## EXERCISE TASK
Output all lines exactly.

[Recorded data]
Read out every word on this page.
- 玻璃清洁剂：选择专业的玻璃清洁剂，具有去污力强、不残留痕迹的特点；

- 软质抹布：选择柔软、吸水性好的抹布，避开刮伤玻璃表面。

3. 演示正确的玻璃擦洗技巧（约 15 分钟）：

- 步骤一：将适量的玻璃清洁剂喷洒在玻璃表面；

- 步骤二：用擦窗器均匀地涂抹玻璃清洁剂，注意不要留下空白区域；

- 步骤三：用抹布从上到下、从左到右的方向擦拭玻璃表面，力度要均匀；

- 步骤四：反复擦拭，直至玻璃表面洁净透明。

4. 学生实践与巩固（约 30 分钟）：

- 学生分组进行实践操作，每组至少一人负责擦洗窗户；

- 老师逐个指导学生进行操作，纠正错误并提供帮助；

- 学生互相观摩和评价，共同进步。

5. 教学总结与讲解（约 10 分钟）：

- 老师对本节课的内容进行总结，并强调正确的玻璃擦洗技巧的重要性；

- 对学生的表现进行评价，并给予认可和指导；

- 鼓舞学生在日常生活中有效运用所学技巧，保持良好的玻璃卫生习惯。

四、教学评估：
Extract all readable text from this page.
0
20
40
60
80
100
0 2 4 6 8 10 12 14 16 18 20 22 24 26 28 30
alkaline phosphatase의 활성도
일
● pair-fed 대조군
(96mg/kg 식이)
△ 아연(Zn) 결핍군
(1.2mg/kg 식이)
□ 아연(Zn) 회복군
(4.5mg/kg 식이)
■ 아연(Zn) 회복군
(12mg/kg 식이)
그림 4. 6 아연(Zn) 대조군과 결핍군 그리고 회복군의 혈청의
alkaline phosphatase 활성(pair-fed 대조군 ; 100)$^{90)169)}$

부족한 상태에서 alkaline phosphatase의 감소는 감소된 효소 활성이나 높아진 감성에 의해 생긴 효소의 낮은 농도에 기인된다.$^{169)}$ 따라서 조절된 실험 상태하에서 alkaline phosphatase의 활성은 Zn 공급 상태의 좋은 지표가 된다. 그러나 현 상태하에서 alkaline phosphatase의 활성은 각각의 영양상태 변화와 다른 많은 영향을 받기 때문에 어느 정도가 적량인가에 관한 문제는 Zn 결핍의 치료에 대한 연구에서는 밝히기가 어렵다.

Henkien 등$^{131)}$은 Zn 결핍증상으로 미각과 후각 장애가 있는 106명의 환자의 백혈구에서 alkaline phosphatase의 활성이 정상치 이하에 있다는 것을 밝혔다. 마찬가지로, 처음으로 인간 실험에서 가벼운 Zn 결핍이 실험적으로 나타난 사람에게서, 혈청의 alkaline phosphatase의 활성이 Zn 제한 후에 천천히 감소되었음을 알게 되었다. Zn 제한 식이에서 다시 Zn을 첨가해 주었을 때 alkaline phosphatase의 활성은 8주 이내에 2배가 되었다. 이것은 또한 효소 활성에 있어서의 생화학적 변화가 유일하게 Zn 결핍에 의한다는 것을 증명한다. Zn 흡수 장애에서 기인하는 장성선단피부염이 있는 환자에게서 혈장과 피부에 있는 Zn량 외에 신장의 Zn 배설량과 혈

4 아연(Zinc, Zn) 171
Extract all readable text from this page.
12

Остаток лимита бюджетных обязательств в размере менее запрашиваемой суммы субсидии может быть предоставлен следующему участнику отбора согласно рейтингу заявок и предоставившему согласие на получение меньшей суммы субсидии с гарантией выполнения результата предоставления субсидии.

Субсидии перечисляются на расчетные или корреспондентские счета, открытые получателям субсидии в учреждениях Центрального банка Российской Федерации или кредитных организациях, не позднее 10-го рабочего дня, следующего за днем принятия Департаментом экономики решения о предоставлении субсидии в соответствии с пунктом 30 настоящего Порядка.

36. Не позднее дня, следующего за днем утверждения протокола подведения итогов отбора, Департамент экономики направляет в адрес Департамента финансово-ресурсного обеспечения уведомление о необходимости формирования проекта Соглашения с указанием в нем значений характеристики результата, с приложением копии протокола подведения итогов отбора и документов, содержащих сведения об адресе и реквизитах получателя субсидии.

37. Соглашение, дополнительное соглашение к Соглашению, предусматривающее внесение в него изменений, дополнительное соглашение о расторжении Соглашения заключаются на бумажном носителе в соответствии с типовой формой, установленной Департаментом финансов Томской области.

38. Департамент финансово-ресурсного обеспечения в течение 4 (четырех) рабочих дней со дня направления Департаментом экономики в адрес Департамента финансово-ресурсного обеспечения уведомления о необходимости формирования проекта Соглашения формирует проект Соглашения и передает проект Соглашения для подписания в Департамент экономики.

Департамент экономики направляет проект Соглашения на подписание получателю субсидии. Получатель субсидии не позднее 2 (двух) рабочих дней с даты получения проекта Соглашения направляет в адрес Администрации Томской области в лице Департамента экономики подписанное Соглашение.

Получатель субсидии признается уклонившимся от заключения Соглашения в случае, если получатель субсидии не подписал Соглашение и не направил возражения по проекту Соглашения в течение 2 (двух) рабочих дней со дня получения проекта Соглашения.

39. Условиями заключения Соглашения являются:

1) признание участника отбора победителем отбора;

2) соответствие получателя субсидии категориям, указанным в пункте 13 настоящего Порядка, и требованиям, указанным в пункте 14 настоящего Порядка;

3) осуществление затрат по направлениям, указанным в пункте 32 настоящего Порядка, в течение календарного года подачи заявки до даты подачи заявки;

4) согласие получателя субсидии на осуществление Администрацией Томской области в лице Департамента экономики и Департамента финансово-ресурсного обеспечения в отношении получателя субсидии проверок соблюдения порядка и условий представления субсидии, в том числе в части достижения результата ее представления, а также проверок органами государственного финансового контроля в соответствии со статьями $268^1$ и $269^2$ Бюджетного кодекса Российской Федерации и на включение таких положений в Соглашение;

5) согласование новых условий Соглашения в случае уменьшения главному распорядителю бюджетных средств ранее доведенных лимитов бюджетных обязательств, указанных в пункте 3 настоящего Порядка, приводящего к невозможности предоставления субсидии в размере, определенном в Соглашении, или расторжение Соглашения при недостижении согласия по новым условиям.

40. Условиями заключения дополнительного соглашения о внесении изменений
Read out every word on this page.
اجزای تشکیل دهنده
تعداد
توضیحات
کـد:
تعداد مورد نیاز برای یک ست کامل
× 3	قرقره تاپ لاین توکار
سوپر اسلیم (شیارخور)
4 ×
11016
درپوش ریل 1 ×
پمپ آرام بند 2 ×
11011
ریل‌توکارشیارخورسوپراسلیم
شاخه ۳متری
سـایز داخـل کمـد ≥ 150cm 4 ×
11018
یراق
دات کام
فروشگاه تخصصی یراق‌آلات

## SOLUTION TO THIS EXERCISE
Read out every word on this page.
- 玻璃清洁剂：选择专业的玻璃清洁剂，具有去污力强、不残留痕迹的特点；

- 软质抹布：选择柔软、吸水性好的抹布，避开刮伤玻璃表面。

3. 演示正确的玻璃擦洗技巧（约 15 分钟）：

- 步骤一：将适量的玻璃清洁剂喷洒在玻璃表面；

- 步骤二：用擦窗器均匀地涂抹玻璃清洁剂，注意不要留下空白区域；

- 步骤三：用抹布从上到下、从左到右的方向擦拭玻璃表面，力度要均匀；

- 步骤四：反复擦拭，直至玻璃表面洁净透明。

4. 学生实践与巩固（约 30 分钟）：

- 学生分组进行实践操作，每组至少一人负责擦洗窗户；

- 老师逐个指导学生进行操作，纠正错误并提供帮助；

- 学生互相观摩和评价，共同进步。

5. 教学总结与讲解（约 10 分钟）：

- 老师对本节课的内容进行总结，并强调正确的玻璃擦洗技巧的重要性；

- 对学生的表现进行评价，并给予认可和指导；

- 鼓舞学生在日常生活中有效运用所学技巧，保持良好的玻璃卫生习惯。

四、教学评估：
Extract all readable text from this page.
0
20
40
60
80
100
0 2 4 6 8 10 12 14 16 18 20 22 24 26 28 30
alkaline phosphatase의 활성도
일
● pair-fed 대조군
(96mg/kg 식이)
△ 아연(Zn) 결핍군
(1.2mg/kg 식이)
□ 아연(Zn) 회복군
(4.5mg/kg 식이)
■ 아연(Zn) 회복군
(12mg/kg 식이)
그림 4. 6 아연(Zn) 대조군과 결핍군 그리고 회복군의 혈청의
alkaline phosphatase 활성(pair-fed 대조군 ; 100)$^{90)169)}$

부족한 상태에서 alkaline phosphatase의 감소는 감소된 효소 활성이나 높아진 감성에 의해 생긴 효소의 낮은 농도에 기인된다.$^{169)}$ 따라서 조절된 실험 상태하에서 alkaline phosphatase의 활성은 Zn 공급 상태의 좋은 지표가 된다. 그러나 현 상태하에서 alkaline phosphatase의 활성은 각각의 영양상태 변화와 다른 많은 영향을 받기 때문에 어느 정도가 적량인가에 관한 문제는 Zn 결핍의 치료에 대한 연구에서는 밝히기가 어렵다.

Henkien 등$^{131)}$은 Zn 결핍증상으로 미각과 후각 장애가 있는 106명의 환자의 백혈구에서 alkaline phosphatase의 활성이 정상치 이하에 있다는 것을 밝혔다. 마찬가지로, 처음으로 인간 실험에서 가벼운 Zn 결핍이 실험적으로 나타난 사람에게서, 혈청의 alkaline phosphatase의 활성이 Zn 제한 후에 천천히 감소되었음을 알게 되었다. Zn 제한 식이에서 다시 Zn을 첨가해 주었을 때 alkaline phosphatase의 활성은 8주 이내에 2배가 되었다. 이것은 또한 효소 활성에 있어서의 생화학적 변화가 유일하게 Zn 결핍에 의한다는 것을 증명한다. Zn 흡수 장애에서 기인하는 장성선단피부염이 있는 환자에게서 혈장과 피부에 있는 Zn량 외에 신장의 Zn 배설량과 혈

4 아연(Zinc, Zn) 171
Extract all readable text from this page.
12

Остаток лимита бюджетных обязательств в размере менее запрашиваемой суммы субсидии может быть предоставлен следующему участнику отбора согласно рейтингу заявок и предоставившему согласие на получение меньшей суммы субсидии с гарантией выполнения результата предоставления субсидии.

Субсидии перечисляются на расчетные или корреспондентские счета, открытые получателям субсидии в учреждениях Центрального банка Российской Федерации или кредитных организациях, не позднее 10-го рабочего дня, следующего за днем принятия Департаментом экономики решения о предоставлении субсидии в соответствии с пунктом 30 настоящего Порядка.

36. Не позднее дня, следующего за днем утверждения протокола подведения итогов отбора, Департамент экономики направляет в адрес Департамента финансово-ресурсного обеспечения уведомление о необходимости формирования проекта Соглашения с указанием в нем значений характеристики результата, с приложением копии протокола подведения итогов отбора и документов, содержащих сведения об адресе и реквизитах получателя субсидии.

37. Соглашение, дополнительное соглашение к Соглашению, предусматривающее внесение в него изменений, дополнительное соглашение о расторжении Соглашения заключаются на бумажном носителе в соответствии с типовой формой, установленной Департаментом финансов Томской области.

38. Департамент финансово-ресурсного обеспечения в течение 4 (четырех) рабочих дней со дня направления Департаментом экономики в адрес Департамента финансово-ресурсного обеспечения уведомления о необходимости формирования проекта Соглашения формирует проект Соглашения и передает проект Соглашения для подписания в Департамент экономики.

Департамент экономики направляет проект Соглашения на подписание получателю субсидии. Получатель субсидии не позднее 2 (двух) рабочих дней с даты получения проекта Соглашения направляет в адрес Администрации Томской области в лице Департамента экономики подписанное Соглашение.

Получатель субсидии признается уклонившимся от заключения Соглашения в случае, если получатель субсидии не подписал Соглашение и не направил возражения по проекту Соглашения в течение 2 (двух) рабочих дней со дня получения проекта Соглашения.

39. Условиями заключения Соглашения являются:

1) признание участника отбора победителем отбора;

2) соответствие получателя субсидии категориям, указанным в пункте 13 настоящего Порядка, и требованиям, указанным в пункте 14 настоящего Порядка;

3) осуществление затрат по направлениям, указанным в пункте 32 настоящего Порядка, в течение календарного года подачи заявки до даты подачи заявки;

4) согласие получателя субсидии на осуществление Администрацией Томской области в лице Департамента экономики и Департамента финансово-ресурсного обеспечения в отношении получателя субсидии проверок соблюдения порядка и условий представления субсидии, в том числе в части достижения результата ее представления, а также проверок органами государственного финансового контроля в соответствии со статьями $268^1$ и $269^2$ Бюджетного кодекса Российской Федерации и на включение таких положений в Соглашение;

5) согласование новых условий Соглашения в случае уменьшения главному распорядителю бюджетных средств ранее доведенных лимитов бюджетных обязательств, указанных в пункте 3 настоящего Порядка, приводящего к невозможности предоставления субсидии в размере, определенном в Соглашении, или расторжение Соглашения при недостижении согласия по новым условиям.

40. Условиями заключения дополнительного соглашения о внесении изменений
Read out every word on this page.
اجزای تشکیل دهنده
تعداد
توضیحات
کـد:
تعداد مورد نیاز برای یک ست کامل
× 3	قرقره تاپ لاین توکار
سوپر اسلیم (شیارخور)
4 ×
11016
درپوش ریل 1 ×
پمپ آرام بند 2 ×
11011
ریل‌توکارشیارخورسوپراسلیم
شاخه ۳متری
سـایز داخـل کمـد ≥ 150cm 4 ×
11018
یراق
دات کام
فروشگاه تخصصی یراق‌آلات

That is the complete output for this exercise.